*CHALLENGE*
Print the listing that follows, character for character.

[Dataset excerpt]
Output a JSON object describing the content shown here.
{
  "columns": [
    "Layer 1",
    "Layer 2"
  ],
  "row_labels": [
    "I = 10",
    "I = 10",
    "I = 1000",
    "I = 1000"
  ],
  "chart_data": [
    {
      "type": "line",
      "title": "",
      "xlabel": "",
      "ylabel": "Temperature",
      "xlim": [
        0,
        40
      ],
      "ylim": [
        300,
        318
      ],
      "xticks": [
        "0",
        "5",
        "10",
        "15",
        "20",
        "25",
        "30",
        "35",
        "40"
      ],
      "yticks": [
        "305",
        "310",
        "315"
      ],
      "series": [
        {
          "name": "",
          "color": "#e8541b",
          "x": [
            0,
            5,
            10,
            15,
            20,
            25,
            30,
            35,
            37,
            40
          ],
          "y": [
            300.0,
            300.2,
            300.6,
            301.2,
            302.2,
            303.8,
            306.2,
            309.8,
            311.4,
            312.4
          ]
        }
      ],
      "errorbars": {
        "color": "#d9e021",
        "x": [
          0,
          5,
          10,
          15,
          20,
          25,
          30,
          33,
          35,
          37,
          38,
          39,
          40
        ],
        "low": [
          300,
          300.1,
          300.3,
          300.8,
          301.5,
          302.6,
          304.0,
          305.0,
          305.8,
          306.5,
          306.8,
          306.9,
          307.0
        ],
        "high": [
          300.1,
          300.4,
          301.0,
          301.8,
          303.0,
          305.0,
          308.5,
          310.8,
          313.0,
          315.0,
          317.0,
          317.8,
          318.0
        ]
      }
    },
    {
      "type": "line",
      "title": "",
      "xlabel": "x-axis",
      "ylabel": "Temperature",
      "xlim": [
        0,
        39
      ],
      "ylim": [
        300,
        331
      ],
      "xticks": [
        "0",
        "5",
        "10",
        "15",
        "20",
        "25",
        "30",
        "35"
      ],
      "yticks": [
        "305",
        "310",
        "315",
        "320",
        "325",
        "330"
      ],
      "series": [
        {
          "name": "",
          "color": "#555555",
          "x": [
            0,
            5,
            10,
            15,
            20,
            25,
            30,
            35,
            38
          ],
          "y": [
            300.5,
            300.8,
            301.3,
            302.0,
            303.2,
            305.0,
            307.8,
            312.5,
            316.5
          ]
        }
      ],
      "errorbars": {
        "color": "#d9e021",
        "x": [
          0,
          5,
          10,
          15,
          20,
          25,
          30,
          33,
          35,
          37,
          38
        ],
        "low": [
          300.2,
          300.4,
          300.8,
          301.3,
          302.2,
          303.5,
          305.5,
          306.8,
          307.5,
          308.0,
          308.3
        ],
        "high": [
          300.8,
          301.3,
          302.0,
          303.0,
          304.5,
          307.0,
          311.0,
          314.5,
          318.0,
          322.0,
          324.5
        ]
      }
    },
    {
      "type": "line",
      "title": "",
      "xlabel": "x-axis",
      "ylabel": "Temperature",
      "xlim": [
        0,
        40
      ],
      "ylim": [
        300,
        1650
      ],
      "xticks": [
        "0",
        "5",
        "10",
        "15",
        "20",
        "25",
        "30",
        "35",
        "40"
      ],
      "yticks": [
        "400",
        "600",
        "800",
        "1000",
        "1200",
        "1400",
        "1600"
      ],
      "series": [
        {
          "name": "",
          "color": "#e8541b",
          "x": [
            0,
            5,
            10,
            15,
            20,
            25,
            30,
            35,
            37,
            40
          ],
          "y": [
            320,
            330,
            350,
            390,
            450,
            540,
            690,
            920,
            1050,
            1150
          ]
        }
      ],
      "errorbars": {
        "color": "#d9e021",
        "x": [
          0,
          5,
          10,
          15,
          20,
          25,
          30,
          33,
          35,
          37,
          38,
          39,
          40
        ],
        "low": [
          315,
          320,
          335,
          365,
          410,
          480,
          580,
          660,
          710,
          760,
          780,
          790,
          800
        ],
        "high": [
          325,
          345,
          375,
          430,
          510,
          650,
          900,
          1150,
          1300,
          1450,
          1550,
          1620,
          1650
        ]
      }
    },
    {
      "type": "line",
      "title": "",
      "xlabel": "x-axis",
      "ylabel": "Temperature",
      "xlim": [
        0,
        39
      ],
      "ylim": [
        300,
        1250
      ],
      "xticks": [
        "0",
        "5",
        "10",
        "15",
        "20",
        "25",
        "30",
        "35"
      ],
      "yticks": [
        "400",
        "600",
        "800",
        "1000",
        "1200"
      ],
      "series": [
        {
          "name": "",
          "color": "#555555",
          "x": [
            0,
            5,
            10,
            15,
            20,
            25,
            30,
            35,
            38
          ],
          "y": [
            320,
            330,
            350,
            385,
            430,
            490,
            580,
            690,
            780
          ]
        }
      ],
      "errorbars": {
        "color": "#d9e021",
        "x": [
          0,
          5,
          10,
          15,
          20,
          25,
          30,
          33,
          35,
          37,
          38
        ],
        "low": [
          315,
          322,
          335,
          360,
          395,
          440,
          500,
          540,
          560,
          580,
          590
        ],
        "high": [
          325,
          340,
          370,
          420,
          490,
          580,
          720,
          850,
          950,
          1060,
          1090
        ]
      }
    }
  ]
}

*RIGHT ANSWER*
Output a JSON object describing the content shown here.
{
  "columns": [
    "Layer 1",
    "Layer 2"
  ],
  "row_labels": [
    "I = 10",
    "I = 10",
    "I = 1000",
    "I = 1000"
  ],
  "chart_data": [
    {
      "type": "line",
      "title": "",
      "xlabel": "",
      "ylabel": "Temperature",
      "xlim": [
        0,
        40
      ],
      "ylim": [
        300,
        318
      ],
      "xticks": [
        "0",
        "5",
        "10",
        "15",
        "20",
        "25",
        "30",
        "35",
        "40"
      ],
      "yticks": [
        "305",
        "310",
        "315"
      ],
      "series": [
        {
          "name": "",
          "color": "#e8541b",
          "x": [
            0,
            5,
            10,
            15,
            20,
            25,
            30,
            35,
            37,
            40
          ],
          "y": [
            300.0,
            300.2,
            300.6,
            301.2,
            302.2,
            303.8,
            306.2,
            309.8,
            311.4,
            312.4
          ]
        }
      ],
      "errorbars": {
        "color": "#d9e021",
        "x": [
          0,
          5,
          10,
          15,
          20,
          25,
          30,
          33,
          35,
          37,
          38,
          39,
          40
        ],
        "low": [
          300,
          300.1,
          300.3,
          300.8,
          301.5,
          302.6,
          304.0,
          305.0,
          305.8,
          306.5,
          306.8,
          306.9,
          307.0
        ],
        "high": [
          300.1,
          300.4,
          301.0,
          301.8,
          303.0,
          305.0,
          308.5,
          310.8,
          313.0,
          315.0,
          317.0,
          317.8,
          318.0
        ]
      }
    },
    {
      "type": "line",
      "title": "",
      "xlabel": "x-axis",
      "ylabel": "Temperature",
      "xlim": [
        0,
        39
      ],
      "ylim": [
        300,
        331
      ],
      "xticks": [
        "0",
        "5",
        "10",
        "15",
        "20",
        "25",
        "30",
        "35"
      ],
      "yticks": [
        "305",
        "310",
        "315",
        "320",
        "325",
        "330"
      ],
      "series": [
        {
          "name": "",
          "color": "#555555",
          "x": [
            0,
            5,
            10,
            15,
            20,
            25,
            30,
            35,
            38
          ],
          "y": [
            300.5,
            300.8,
            301.3,
            302.0,
            303.2,
            305.0,
            307.8,
            312.5,
            316.5
          ]
        }
      ],
      "errorbars": {
        "color": "#d9e021",
        "x": [
          0,
          5,
          10,
          15,
          20,
          25,
          30,
          33,
          35,
          37,
          38
        ],
        "low": [
          300.2,
          300.4,
          300.8,
          301.3,
          302.2,
          303.5,
          305.5,
          306.8,
          307.5,
          308.0,
          308.3
        ],
        "high": [
          300.8,
          301.3,
          302.0,
          303.0,
          304.5,
          307.0,
          311.0,
          314.5,
          318.0,
          322.0,
          324.5
        ]
      }
    },
    {
      "type": "line",
      "title": "",
      "xlabel": "x-axis",
      "ylabel": "Temperature",
      "xlim": [
        0,
        40
      ],
      "ylim": [
        300,
        1650
      ],
      "xticks": [
        "0",
        "5",
        "10",
        "15",
        "20",
        "25",
        "30",
        "35",
        "40"
      ],
      "yticks": [
        "400",
        "600",
        "800",
        "1000",
        "1200",
        "1400",
        "1600"
      ],
      "series": [
        {
          "name": "",
          "color": "#e8541b",
          "x": [
            0,
            5,
            10,
            15,
            20,
            25,
            30,
            35,
            37,
            40
          ],
          "y": [
            320,
            330,
            350,
            390,
            450,
            540,
            690,
            920,
            1050,
            1150
          ]
        }
      ],
      "errorbars": {
        "color": "#d9e021",
        "x": [
          0,
          5,
          10,
          15,
          20,
          25,
          30,
          33,
          35,
          37,
          38,
          39,
          40
        ],
        "low": [
          315,
          320,
          335,
          365,
          410,
          480,
          580,
          660,
          710,
          760,
          780,
          790,
          800
        ],
        "high": [
          325,
          345,
          375,
          430,
          510,
          650,
          900,
          1150,
          1300,
          1450,
          1550,
          1620,
          1650
        ]
      }
    },
    {
      "type": "line",
      "title": "",
      "xlabel": "x-axis",
      "ylabel": "Temperature",
      "xlim": [
        0,
        39
      ],
      "ylim": [
        300,
        1250
      ],
      "xticks": [
        "0",
        "5",
        "10",
        "15",
        "20",
        "25",
        "30",
        "35"
      ],
      "yticks": [
        "400",
        "600",
        "800",
        "1000",
        "1200"
      ],
      "series": [
        {
          "name": "",
          "color": "#555555",
          "x": [
            0,
            5,
            10,
            15,
            20,
            25,
            30,
            35,
            38
          ],
          "y": [
            320,
            330,
            350,
            385,
            430,
            490,
            580,
            690,
            780
          ]
        }
      ],
      "errorbars": {
        "color": "#d9e021",
        "x": [
          0,
          5,
          10,
          15,
          20,
          25,
          30,
          33,
          35,
          37,
          38
        ],
        "low": [
          315,
          322,
          335,
          360,
          395,
          440,
          500,
          540,
          560,
          580,
          590
        ],
        "high": [
          325,
          340,
          370,
          420,
          490,
          580,
          720,
          850,
          950,
          1060,
          1090
        ]
      }
    }
  ]
}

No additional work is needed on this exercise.